## PASSAGE PROVIDED
+-------+

China’s Foreign Ministry said there were “certain people who want to use a series of damaging acts” to disturb the debate but still hoped it could proceed smoothly.
The ruling Communist Party’s official People’s Daily said in a front-page commentary that the vote was fundamentally about ensuring long-term prosperity and stability.
The proposed package, it added, was designed to be a broadly representative one all sides could accept while at the same time “reducing all sorts of risks universal suffrage could bring.”
“Looking around the world, some countries’ and regions’ universal suffrage systems are not in line with the actual situation on the ground, causing social chaos, economic hardship and difficulties too numerous to mention,” the paper said.
Beijing has tried to lobby Hong Kong’s 27 pro-democracy lawmakers to back the blueprint.
Those democrats, who hold a crucial one-third veto bloc in the 70-seat Legislative Council, have so far pledged to oppose what they call a “fake” democratic model.
Hong Kong’s Independent Commission Against Corruption has also said it was investigating allegations by an unidentified legislator that he was offered a bribe to vote for the package.
Hong Kong returned to China in 1997 under a “one country, two systems” formula that gives it a separate legal system and greater freedoms than the party-ruled mainland—and the promise of universal suffrage.
Thousands of activists blockaded major roads across Hong Kong for 79 days last year, defying tear gas and pepper spray, to press China to honor that promise.
While flawed, the package is still the most progressive electoral model ever offered by China’s leaders in what might be a pilot for other cities within mainland China, according to a source close to Beijing’s leadership.
If the plan is vetoed, Hong Kong’s next leader will be selected as before by a 1,200-member committee stacked with pro-Beijing loyalists. Beijing would be unlikely to offer any fresh concessions to Hong Kong anytime soon.

+-------+

## GIVEN DATA
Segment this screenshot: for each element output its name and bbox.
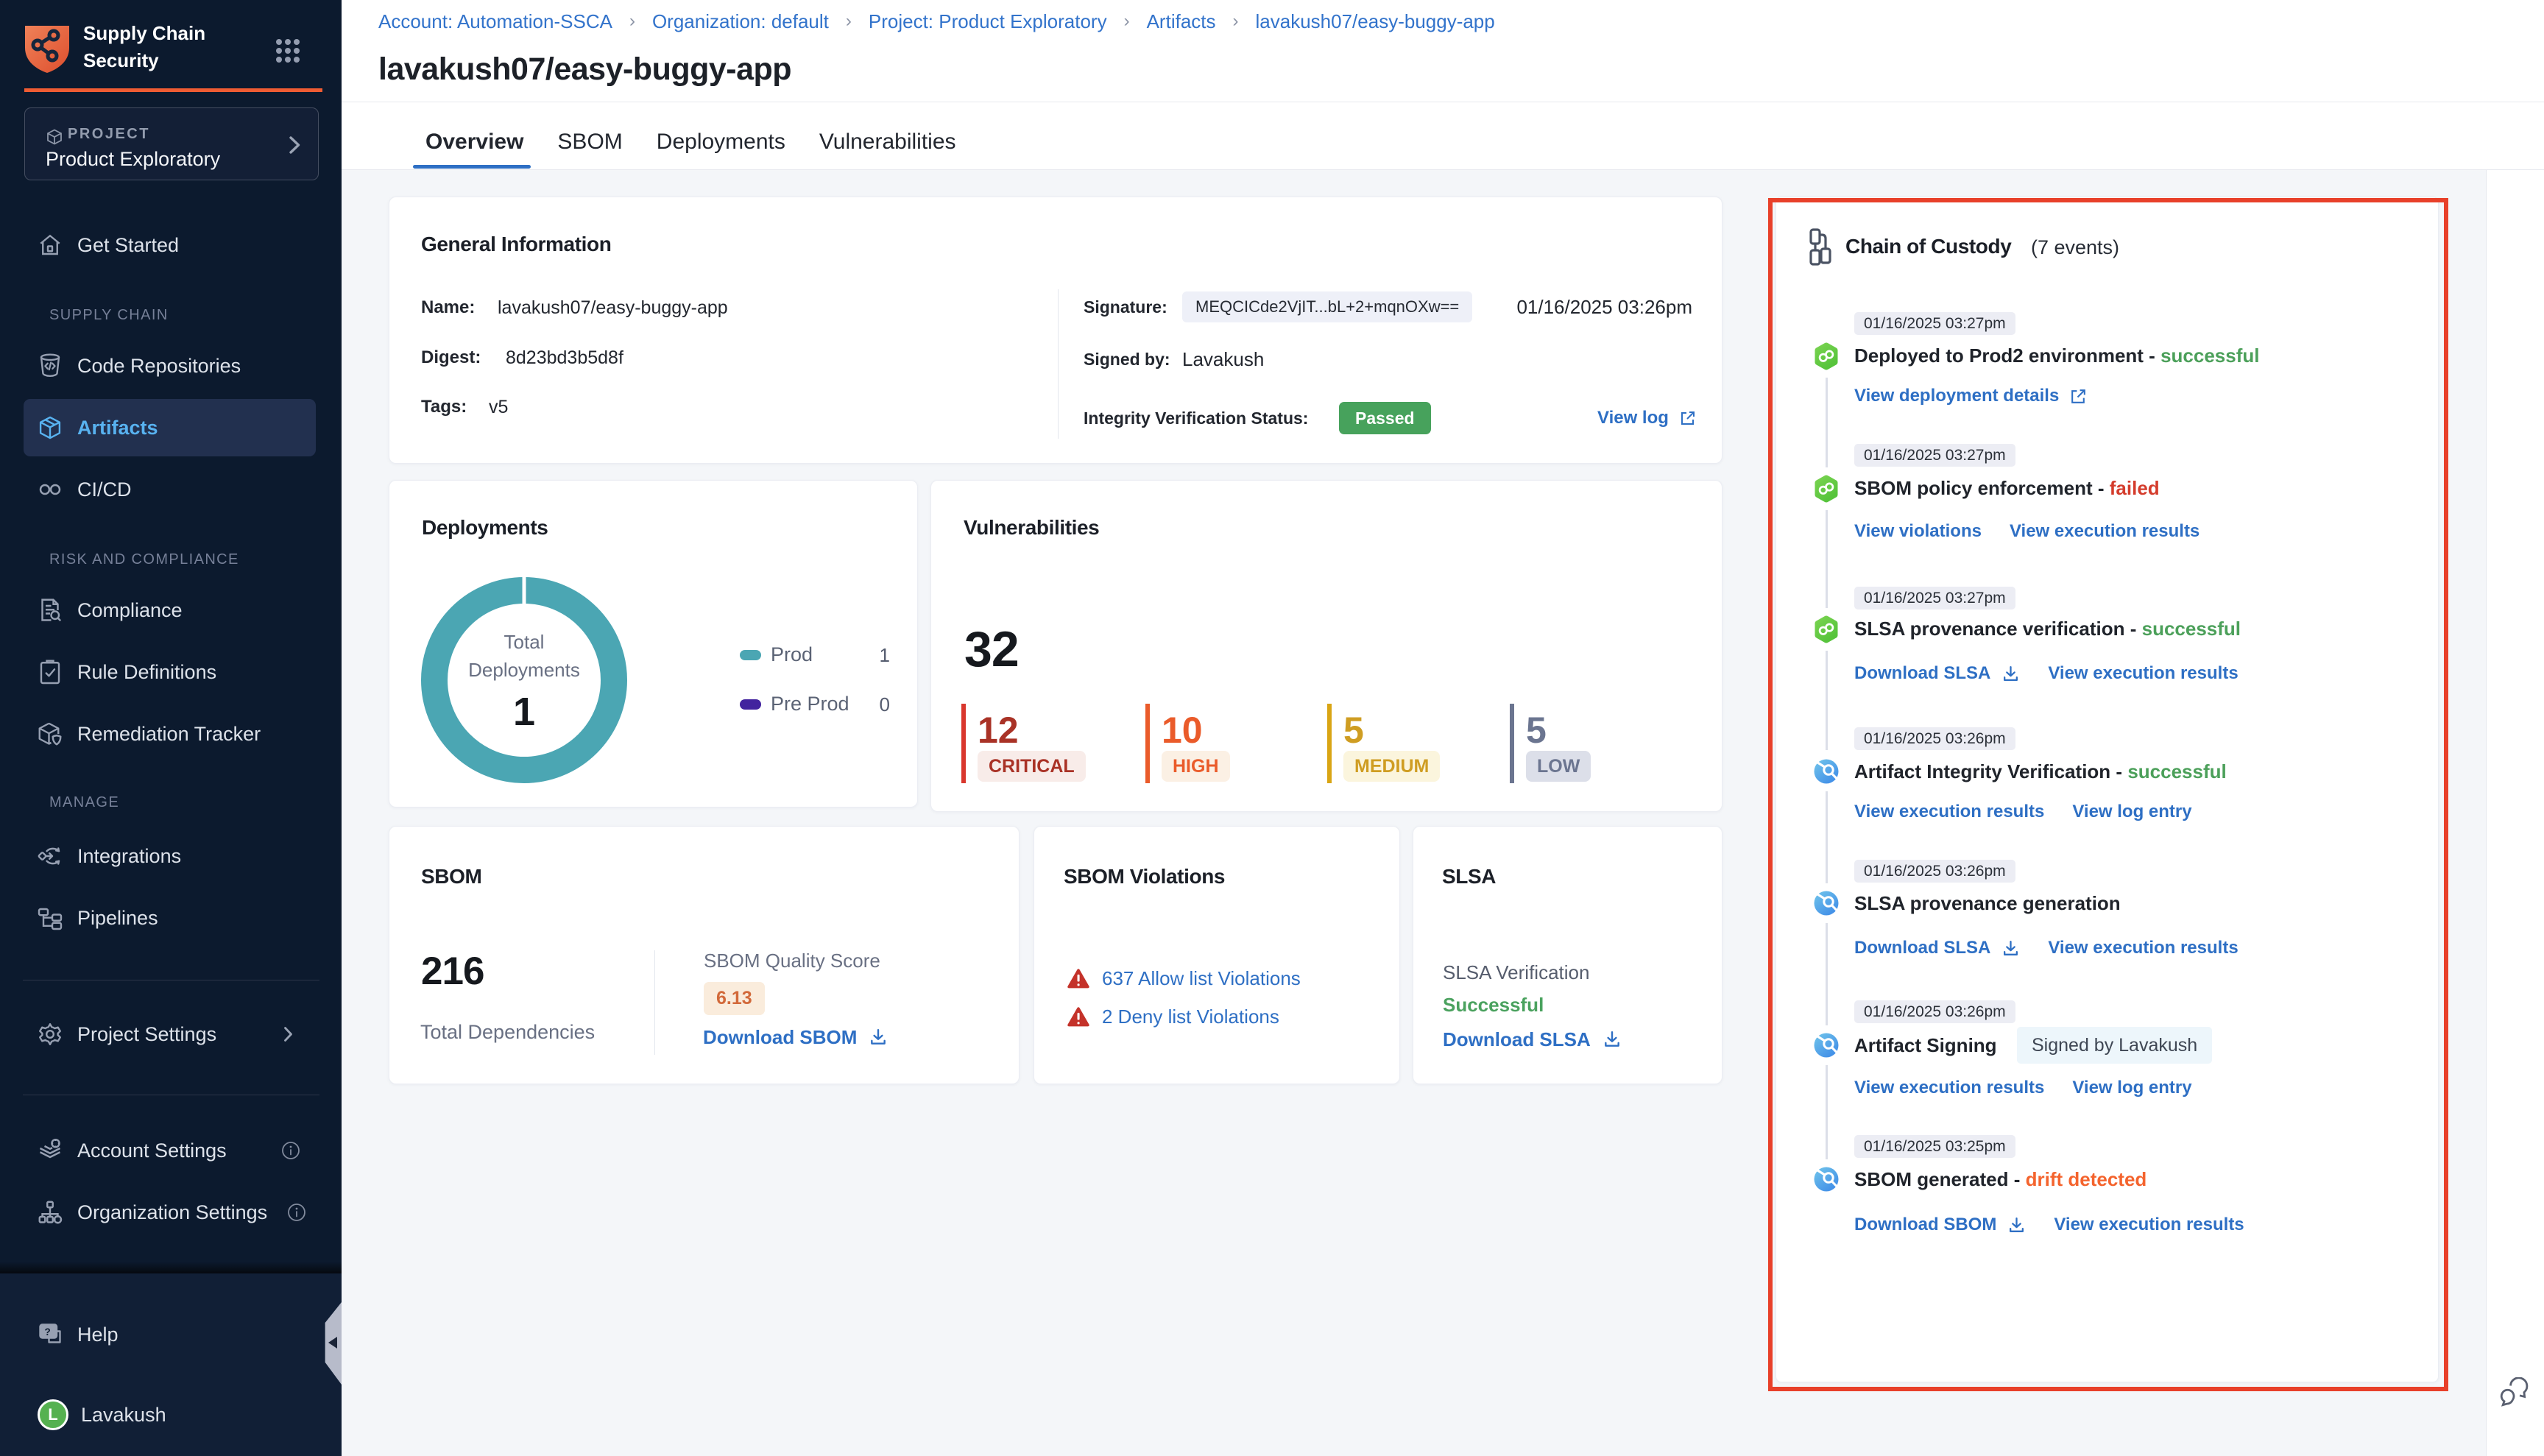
svg-text:?: ? [45, 1326, 51, 1337]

+-------+

## TASK A
Does each statement agree with the passage on Hong Kong's electoral package? Answer yes or no for each, and quote the words from the passage that decide it. (i) Hong Kong has 27 pro-democracy lawmakers. (ii) The Legislative Council has 80 seats. (iii) Activists blockaded major roads for 79 days.
## TASK B
In the passage on Hong Kong's electoral package, who will select Hong Kong's next leader if the plan is vetoed?
## TASK C
Repeat the passage on Hong Kong's electoral package word for word, between "Hong Kong returned" and "of universal suffrage.", inclusive.

## EXERCISE SOLUTION A
(i) Yes: "Beijing has tried to lobby Hong Kong’s 27 pro-democracy lawmakers to back the blueprint."
(ii) No: "in the 70-seat Legislative Council"
(iii) Yes: "Thousands of activists blockaded major roads across Hong Kong for 79 days last year"

## EXERCISE SOLUTION B
A 1,200-member committee stacked with pro-Beijing loyalists.

## EXERCISE SOLUTION C
Hong Kong returned to China in 1997 under a “one country, two systems” formula that gives it a separate legal system and greater freedoms than the party-ruled mainland—and the promise of universal suffrage.